Given exercise:
Select the lines that hold the word "حركه" and copy each one.

Records from a data source:
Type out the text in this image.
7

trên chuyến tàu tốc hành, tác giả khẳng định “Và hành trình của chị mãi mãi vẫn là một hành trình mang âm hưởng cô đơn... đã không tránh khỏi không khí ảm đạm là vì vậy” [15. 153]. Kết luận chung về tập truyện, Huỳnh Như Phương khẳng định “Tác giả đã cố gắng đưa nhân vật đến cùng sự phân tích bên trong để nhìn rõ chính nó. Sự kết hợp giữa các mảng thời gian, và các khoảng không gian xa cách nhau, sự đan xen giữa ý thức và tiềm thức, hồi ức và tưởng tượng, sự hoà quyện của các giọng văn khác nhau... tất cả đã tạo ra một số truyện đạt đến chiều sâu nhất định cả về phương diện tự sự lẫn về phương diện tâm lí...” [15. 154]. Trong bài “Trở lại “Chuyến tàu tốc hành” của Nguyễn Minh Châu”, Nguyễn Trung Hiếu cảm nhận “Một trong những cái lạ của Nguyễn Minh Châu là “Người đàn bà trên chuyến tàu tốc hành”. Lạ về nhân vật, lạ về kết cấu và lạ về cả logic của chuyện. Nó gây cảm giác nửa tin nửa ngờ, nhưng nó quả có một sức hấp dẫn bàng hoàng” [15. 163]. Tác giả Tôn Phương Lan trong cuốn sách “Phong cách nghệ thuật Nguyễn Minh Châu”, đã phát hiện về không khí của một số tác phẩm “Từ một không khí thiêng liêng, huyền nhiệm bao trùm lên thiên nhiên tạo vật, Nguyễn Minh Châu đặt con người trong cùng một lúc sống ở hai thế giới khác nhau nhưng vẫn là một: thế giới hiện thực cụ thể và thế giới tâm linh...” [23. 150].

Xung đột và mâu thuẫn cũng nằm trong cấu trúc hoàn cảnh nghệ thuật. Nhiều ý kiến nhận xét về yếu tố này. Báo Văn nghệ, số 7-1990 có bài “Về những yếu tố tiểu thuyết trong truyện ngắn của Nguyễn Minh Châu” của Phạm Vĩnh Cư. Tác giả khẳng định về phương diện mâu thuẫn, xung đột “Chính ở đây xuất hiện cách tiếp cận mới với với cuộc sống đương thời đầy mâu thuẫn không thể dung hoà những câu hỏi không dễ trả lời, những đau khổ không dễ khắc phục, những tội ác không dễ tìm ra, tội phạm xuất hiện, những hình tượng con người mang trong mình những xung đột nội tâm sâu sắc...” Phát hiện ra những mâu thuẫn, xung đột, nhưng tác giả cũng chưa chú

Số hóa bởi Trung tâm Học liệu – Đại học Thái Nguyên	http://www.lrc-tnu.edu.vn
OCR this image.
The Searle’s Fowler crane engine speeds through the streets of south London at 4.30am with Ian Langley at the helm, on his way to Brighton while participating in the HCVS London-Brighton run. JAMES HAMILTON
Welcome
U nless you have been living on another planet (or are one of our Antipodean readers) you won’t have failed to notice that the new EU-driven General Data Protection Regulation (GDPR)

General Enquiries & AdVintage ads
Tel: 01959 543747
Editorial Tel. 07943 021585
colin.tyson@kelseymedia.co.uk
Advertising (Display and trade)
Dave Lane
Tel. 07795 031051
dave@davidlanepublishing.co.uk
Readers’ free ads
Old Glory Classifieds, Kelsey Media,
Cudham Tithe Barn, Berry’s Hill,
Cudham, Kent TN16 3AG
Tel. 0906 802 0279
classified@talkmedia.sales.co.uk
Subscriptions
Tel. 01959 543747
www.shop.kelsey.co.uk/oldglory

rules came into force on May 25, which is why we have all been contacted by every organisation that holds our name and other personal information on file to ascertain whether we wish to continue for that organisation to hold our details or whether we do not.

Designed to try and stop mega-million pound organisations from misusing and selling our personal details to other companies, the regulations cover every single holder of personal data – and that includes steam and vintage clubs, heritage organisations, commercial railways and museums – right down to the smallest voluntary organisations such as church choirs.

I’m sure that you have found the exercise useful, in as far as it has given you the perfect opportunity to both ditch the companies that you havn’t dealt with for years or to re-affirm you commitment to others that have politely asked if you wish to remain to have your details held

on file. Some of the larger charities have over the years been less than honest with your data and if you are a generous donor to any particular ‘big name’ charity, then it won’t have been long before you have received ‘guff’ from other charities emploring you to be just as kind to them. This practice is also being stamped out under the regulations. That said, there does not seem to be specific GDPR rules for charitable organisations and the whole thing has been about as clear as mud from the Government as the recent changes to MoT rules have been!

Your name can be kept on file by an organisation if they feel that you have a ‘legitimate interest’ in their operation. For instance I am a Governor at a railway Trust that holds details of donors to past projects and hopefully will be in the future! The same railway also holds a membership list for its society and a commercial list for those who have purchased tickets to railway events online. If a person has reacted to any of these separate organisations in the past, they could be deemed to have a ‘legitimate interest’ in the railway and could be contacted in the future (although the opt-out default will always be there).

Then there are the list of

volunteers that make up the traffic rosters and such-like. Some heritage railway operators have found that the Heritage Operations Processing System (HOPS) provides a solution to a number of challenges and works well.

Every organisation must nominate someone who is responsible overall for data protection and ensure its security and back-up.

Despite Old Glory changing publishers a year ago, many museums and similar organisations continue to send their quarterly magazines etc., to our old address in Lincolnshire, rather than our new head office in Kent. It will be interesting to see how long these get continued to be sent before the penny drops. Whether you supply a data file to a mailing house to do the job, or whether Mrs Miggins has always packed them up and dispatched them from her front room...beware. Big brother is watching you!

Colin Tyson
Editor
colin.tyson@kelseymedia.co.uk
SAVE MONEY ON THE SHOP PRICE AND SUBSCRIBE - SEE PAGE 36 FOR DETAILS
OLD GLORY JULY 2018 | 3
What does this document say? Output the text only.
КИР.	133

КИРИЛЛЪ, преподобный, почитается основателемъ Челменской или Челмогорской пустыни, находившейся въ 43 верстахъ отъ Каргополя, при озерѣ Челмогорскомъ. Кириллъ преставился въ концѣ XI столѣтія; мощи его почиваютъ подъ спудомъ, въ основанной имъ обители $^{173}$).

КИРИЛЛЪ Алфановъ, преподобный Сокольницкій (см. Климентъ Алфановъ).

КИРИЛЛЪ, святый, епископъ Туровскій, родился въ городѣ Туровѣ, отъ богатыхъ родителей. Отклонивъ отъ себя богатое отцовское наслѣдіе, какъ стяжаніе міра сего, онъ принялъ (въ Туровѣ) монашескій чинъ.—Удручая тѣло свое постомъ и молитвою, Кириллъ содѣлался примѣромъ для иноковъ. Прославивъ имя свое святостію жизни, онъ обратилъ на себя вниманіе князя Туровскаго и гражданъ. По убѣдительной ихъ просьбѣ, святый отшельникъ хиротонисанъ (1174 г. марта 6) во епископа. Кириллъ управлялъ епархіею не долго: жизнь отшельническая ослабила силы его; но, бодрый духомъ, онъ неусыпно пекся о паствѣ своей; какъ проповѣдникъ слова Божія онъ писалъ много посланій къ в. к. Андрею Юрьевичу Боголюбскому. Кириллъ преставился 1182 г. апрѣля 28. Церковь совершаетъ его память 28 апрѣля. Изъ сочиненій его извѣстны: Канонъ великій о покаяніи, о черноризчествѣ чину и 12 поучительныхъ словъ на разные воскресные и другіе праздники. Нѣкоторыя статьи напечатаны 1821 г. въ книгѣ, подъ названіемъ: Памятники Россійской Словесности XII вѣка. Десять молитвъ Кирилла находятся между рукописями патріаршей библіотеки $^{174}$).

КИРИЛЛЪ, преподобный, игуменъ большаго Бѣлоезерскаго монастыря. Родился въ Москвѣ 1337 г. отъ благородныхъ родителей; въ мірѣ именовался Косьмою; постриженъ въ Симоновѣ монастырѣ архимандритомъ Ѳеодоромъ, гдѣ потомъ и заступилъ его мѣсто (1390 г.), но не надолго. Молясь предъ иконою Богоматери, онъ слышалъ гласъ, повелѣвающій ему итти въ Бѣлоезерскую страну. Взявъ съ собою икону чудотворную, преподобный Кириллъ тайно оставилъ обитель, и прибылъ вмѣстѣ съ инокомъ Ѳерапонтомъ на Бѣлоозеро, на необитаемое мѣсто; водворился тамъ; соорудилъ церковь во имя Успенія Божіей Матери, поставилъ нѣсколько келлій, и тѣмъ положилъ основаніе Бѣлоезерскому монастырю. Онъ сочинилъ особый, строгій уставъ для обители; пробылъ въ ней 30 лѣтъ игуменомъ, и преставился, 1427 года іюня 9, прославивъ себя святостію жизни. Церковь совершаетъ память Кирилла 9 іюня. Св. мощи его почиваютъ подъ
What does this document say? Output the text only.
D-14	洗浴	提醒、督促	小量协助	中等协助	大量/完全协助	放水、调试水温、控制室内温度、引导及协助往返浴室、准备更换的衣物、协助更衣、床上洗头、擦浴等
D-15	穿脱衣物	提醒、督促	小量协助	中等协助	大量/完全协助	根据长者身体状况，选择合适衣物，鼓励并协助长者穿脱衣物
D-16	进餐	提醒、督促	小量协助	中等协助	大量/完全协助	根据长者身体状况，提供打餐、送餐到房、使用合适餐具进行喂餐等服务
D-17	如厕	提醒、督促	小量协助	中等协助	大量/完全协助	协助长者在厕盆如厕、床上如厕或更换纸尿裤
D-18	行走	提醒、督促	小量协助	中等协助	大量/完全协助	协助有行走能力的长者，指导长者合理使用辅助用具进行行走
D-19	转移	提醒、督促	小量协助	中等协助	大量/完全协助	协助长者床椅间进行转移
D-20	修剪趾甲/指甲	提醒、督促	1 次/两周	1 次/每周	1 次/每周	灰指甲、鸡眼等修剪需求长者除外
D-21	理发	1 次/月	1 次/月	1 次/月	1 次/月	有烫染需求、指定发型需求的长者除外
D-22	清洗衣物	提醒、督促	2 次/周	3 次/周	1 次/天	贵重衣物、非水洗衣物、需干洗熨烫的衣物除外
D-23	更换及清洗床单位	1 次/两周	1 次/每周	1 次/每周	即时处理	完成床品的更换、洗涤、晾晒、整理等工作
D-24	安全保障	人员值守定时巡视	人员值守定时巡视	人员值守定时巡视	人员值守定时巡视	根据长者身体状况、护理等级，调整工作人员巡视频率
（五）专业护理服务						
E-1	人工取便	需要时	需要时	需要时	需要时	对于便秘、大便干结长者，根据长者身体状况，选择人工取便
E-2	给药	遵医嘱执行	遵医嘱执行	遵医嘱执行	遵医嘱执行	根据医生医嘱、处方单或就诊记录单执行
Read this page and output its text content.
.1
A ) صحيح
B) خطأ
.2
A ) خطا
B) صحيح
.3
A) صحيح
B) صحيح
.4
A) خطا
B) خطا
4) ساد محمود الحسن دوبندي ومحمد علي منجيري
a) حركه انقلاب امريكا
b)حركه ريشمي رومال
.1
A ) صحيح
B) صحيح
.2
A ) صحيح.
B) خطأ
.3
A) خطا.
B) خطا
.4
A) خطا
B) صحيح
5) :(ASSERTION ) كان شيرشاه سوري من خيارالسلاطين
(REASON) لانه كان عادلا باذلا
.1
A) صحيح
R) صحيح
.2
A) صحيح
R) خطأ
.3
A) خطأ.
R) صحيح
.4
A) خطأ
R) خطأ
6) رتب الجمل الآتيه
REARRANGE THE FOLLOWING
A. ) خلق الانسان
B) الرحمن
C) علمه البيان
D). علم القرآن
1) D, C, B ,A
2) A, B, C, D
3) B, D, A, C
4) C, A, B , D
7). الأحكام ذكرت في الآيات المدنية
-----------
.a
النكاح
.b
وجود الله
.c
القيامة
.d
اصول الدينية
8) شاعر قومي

Answer for this exercise:
a) حركه انقلاب امريكا
b)حركه ريشمي رومال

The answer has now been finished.